**Exercise:**
Copy out, from the entries below, each line holding the string "Kumusta".

**Input records:**
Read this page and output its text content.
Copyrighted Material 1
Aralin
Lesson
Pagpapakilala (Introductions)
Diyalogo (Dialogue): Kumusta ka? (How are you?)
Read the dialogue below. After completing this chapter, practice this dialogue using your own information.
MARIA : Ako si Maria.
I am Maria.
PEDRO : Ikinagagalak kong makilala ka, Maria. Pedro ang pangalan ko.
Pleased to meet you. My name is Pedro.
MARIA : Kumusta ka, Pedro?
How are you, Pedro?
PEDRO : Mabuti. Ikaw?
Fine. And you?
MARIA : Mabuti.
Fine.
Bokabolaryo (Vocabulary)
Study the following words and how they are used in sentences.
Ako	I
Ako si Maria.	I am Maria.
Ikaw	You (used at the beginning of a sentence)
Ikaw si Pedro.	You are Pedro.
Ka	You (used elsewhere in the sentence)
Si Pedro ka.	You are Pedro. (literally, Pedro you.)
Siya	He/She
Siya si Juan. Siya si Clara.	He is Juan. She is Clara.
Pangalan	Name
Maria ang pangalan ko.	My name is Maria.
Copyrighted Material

---

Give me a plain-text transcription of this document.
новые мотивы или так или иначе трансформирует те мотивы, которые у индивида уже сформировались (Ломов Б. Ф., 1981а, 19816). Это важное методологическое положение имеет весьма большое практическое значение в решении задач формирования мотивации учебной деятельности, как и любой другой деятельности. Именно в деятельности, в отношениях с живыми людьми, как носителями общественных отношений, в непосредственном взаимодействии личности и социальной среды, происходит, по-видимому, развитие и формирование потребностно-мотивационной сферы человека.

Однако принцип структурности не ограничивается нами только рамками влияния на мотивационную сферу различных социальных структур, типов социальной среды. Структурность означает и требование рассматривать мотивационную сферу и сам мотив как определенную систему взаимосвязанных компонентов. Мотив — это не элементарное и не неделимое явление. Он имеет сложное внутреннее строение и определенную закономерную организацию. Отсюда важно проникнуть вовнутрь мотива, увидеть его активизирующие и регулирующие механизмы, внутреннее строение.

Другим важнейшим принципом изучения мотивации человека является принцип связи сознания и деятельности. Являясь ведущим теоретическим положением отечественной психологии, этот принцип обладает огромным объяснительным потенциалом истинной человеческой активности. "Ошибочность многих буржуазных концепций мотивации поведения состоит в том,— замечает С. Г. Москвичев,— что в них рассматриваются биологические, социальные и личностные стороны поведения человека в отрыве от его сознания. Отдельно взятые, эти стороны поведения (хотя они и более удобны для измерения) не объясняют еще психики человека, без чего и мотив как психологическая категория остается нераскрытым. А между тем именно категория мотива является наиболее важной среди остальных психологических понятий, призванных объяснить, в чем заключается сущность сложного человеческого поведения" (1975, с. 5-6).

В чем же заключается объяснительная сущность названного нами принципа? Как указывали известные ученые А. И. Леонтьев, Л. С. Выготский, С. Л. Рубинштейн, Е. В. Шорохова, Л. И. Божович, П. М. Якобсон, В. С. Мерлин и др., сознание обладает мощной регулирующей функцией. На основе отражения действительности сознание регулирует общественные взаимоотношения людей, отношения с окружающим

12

**The result:**
Diyalogo (Dialogue): Kumusta ka? (How are you?)
MARIA : Kumusta ka, Pedro?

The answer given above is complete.